Dataset rows:

● ● ● ● ● ● ●

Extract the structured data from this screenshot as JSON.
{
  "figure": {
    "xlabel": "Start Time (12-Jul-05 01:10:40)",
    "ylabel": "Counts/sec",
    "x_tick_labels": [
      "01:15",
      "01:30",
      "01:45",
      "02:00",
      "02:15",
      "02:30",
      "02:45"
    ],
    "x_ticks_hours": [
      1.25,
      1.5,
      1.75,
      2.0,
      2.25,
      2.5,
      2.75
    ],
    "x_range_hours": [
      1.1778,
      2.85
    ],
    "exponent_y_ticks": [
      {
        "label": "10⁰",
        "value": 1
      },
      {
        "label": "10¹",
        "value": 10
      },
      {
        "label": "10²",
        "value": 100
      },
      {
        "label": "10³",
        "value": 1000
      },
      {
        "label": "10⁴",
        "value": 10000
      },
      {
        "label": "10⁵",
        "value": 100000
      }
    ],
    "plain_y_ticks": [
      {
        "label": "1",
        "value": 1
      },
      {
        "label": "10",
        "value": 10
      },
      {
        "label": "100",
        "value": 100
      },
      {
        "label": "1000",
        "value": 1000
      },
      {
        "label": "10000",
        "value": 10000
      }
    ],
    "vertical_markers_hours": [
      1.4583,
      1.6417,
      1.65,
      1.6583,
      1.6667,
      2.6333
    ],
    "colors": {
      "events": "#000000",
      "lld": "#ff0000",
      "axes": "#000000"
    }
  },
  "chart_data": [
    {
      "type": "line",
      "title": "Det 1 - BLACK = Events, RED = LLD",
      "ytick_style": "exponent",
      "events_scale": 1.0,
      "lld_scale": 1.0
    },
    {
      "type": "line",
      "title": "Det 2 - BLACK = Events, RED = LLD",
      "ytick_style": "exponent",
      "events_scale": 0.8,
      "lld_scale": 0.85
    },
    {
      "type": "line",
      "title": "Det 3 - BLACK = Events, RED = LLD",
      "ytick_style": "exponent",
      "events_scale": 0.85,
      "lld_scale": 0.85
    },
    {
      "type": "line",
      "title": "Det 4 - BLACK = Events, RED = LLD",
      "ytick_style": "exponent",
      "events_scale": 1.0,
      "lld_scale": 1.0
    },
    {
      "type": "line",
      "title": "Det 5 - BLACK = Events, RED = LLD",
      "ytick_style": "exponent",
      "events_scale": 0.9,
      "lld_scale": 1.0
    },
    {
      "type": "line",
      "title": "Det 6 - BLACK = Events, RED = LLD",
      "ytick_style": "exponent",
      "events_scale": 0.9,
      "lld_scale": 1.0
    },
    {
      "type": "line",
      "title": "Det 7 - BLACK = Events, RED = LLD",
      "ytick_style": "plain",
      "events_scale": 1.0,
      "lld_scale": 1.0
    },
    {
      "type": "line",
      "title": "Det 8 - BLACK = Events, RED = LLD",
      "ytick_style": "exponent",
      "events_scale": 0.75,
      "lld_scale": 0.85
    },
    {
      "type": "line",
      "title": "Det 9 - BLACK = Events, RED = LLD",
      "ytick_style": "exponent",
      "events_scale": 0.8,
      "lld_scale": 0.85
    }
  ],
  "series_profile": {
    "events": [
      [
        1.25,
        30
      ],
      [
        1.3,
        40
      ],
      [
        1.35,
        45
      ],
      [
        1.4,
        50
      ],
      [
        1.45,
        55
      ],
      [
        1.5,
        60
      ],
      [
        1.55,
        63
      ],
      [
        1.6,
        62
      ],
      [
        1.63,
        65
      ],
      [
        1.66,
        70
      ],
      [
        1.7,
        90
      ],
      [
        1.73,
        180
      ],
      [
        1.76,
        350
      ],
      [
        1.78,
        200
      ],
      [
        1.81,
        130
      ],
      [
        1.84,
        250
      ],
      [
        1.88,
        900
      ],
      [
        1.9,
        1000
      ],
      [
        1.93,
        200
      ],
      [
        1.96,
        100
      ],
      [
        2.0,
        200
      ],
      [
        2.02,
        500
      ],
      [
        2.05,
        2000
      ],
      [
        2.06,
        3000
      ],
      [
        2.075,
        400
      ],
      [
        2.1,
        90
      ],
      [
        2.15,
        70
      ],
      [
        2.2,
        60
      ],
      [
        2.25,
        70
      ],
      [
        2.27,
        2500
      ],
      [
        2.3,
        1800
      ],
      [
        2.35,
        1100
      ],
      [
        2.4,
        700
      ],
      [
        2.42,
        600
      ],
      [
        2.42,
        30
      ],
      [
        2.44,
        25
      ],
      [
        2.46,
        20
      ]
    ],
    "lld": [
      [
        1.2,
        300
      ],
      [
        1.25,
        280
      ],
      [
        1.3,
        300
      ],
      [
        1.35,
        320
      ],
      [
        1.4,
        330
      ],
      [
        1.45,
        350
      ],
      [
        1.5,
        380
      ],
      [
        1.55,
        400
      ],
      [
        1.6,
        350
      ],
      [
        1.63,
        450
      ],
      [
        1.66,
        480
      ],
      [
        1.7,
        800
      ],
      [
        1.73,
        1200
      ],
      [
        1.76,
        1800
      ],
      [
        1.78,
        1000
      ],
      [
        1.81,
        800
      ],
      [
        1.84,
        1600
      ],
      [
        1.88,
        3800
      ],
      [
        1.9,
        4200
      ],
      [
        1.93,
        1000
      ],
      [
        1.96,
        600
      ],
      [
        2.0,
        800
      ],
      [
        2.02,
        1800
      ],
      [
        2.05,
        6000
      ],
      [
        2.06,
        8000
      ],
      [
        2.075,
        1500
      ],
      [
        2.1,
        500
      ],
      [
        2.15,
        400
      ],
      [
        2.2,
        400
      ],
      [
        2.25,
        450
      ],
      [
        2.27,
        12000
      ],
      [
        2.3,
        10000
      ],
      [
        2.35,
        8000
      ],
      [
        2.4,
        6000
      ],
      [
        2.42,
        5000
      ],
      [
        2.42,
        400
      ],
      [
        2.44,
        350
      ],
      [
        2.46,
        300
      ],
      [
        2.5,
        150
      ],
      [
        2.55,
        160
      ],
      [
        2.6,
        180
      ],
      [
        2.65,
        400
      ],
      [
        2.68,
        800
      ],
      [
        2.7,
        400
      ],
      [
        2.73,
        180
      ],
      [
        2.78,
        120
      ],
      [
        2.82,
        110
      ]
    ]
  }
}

● ● ● ● ● ● ●

Aim of the exercise:
Please set down all the data word for word.

Solution:
Extract the structured data from this screenshot as JSON.
{
  "figure": {
    "xlabel": "Start Time (12-Jul-05 01:10:40)",
    "ylabel": "Counts/sec",
    "x_tick_labels": [
      "01:15",
      "01:30",
      "01:45",
      "02:00",
      "02:15",
      "02:30",
      "02:45"
    ],
    "x_ticks_hours": [
      1.25,
      1.5,
      1.75,
      2.0,
      2.25,
      2.5,
      2.75
    ],
    "x_range_hours": [
      1.1778,
      2.85
    ],
    "exponent_y_ticks": [
      {
        "label": "10⁰",
        "value": 1
      },
      {
        "label": "10¹",
        "value": 10
      },
      {
        "label": "10²",
        "value": 100
      },
      {
        "label": "10³",
        "value": 1000
      },
      {
        "label": "10⁴",
        "value": 10000
      },
      {
        "label": "10⁵",
        "value": 100000
      }
    ],
    "plain_y_ticks": [
      {
        "label": "1",
        "value": 1
      },
      {
        "label": "10",
        "value": 10
      },
      {
        "label": "100",
        "value": 100
      },
      {
        "label": "1000",
        "value": 1000
      },
      {
        "label": "10000",
        "value": 10000
      }
    ],
    "vertical_markers_hours": [
      1.4583,
      1.6417,
      1.65,
      1.6583,
      1.6667,
      2.6333
    ],
    "colors": {
      "events": "#000000",
      "lld": "#ff0000",
      "axes": "#000000"
    }
  },
  "chart_data": [
    {
      "type": "line",
      "title": "Det 1 - BLACK = Events, RED = LLD",
      "ytick_style": "exponent",
      "events_scale": 1.0,
      "lld_scale": 1.0
    },
    {
      "type": "line",
      "title": "Det 2 - BLACK = Events, RED = LLD",
      "ytick_style": "exponent",
      "events_scale": 0.8,
      "lld_scale": 0.85
    },
    {
      "type": "line",
      "title": "Det 3 - BLACK = Events, RED = LLD",
      "ytick_style": "exponent",
      "events_scale": 0.85,
      "lld_scale": 0.85
    },
    {
      "type": "line",
      "title": "Det 4 - BLACK = Events, RED = LLD",
      "ytick_style": "exponent",
      "events_scale": 1.0,
      "lld_scale": 1.0
    },
    {
      "type": "line",
      "title": "Det 5 - BLACK = Events, RED = LLD",
      "ytick_style": "exponent",
      "events_scale": 0.9,
      "lld_scale": 1.0
    },
    {
      "type": "line",
      "title": "Det 6 - BLACK = Events, RED = LLD",
      "ytick_style": "exponent",
      "events_scale": 0.9,
      "lld_scale": 1.0
    },
    {
      "type": "line",
      "title": "Det 7 - BLACK = Events, RED = LLD",
      "ytick_style": "plain",
      "events_scale": 1.0,
      "lld_scale": 1.0
    },
    {
      "type": "line",
      "title": "Det 8 - BLACK = Events, RED = LLD",
      "ytick_style": "exponent",
      "events_scale": 0.75,
      "lld_scale": 0.85
    },
    {
      "type": "line",
      "title": "Det 9 - BLACK = Events, RED = LLD",
      "ytick_style": "exponent",
      "events_scale": 0.8,
      "lld_scale": 0.85
    }
  ],
  "series_profile": {
    "events": [
      [
        1.25,
        30
      ],
      [
        1.3,
        40
      ],
      [
        1.35,
        45
      ],
      [
        1.4,
        50
      ],
      [
        1.45,
        55
      ],
      [
        1.5,
        60
      ],
      [
        1.55,
        63
      ],
      [
        1.6,
        62
      ],
      [
        1.63,
        65
      ],
      [
        1.66,
        70
      ],
      [
        1.7,
        90
      ],
      [
        1.73,
        180
      ],
      [
        1.76,
        350
      ],
      [
        1.78,
        200
      ],
      [
        1.81,
        130
      ],
      [
        1.84,
        250
      ],
      [
        1.88,
        900
      ],
      [
        1.9,
        1000
      ],
      [
        1.93,
        200
      ],
      [
        1.96,
        100
      ],
      [
        2.0,
        200
      ],
      [
        2.02,
        500
      ],
      [
        2.05,
        2000
      ],
      [
        2.06,
        3000
      ],
      [
        2.075,
        400
      ],
      [
        2.1,
        90
      ],
      [
        2.15,
        70
      ],
      [
        2.2,
        60
      ],
      [
        2.25,
        70
      ],
      [
        2.27,
        2500
      ],
      [
        2.3,
        1800
      ],
      [
        2.35,
        1100
      ],
      [
        2.4,
        700
      ],
      [
        2.42,
        600
      ],
      [
        2.42,
        30
      ],
      [
        2.44,
        25
      ],
      [
        2.46,
        20
      ]
    ],
    "lld": [
      [
        1.2,
        300
      ],
      [
        1.25,
        280
      ],
      [
        1.3,
        300
      ],
      [
        1.35,
        320
      ],
      [
        1.4,
        330
      ],
      [
        1.45,
        350
      ],
      [
        1.5,
        380
      ],
      [
        1.55,
        400
      ],
      [
        1.6,
        350
      ],
      [
        1.63,
        450
      ],
      [
        1.66,
        480
      ],
      [
        1.7,
        800
      ],
      [
        1.73,
        1200
      ],
      [
        1.76,
        1800
      ],
      [
        1.78,
        1000
      ],
      [
        1.81,
        800
      ],
      [
        1.84,
        1600
      ],
      [
        1.88,
        3800
      ],
      [
        1.9,
        4200
      ],
      [
        1.93,
        1000
      ],
      [
        1.96,
        600
      ],
      [
        2.0,
        800
      ],
      [
        2.02,
        1800
      ],
      [
        2.05,
        6000
      ],
      [
        2.06,
        8000
      ],
      [
        2.075,
        1500
      ],
      [
        2.1,
        500
      ],
      [
        2.15,
        400
      ],
      [
        2.2,
        400
      ],
      [
        2.25,
        450
      ],
      [
        2.27,
        12000
      ],
      [
        2.3,
        10000
      ],
      [
        2.35,
        8000
      ],
      [
        2.4,
        6000
      ],
      [
        2.42,
        5000
      ],
      [
        2.42,
        400
      ],
      [
        2.44,
        350
      ],
      [
        2.46,
        300
      ],
      [
        2.5,
        150
      ],
      [
        2.55,
        160
      ],
      [
        2.6,
        180
      ],
      [
        2.65,
        400
      ],
      [
        2.68,
        800
      ],
      [
        2.7,
        400
      ],
      [
        2.73,
        180
      ],
      [
        2.78,
        120
      ],
      [
        2.82,
        110
      ]
    ]
  }
}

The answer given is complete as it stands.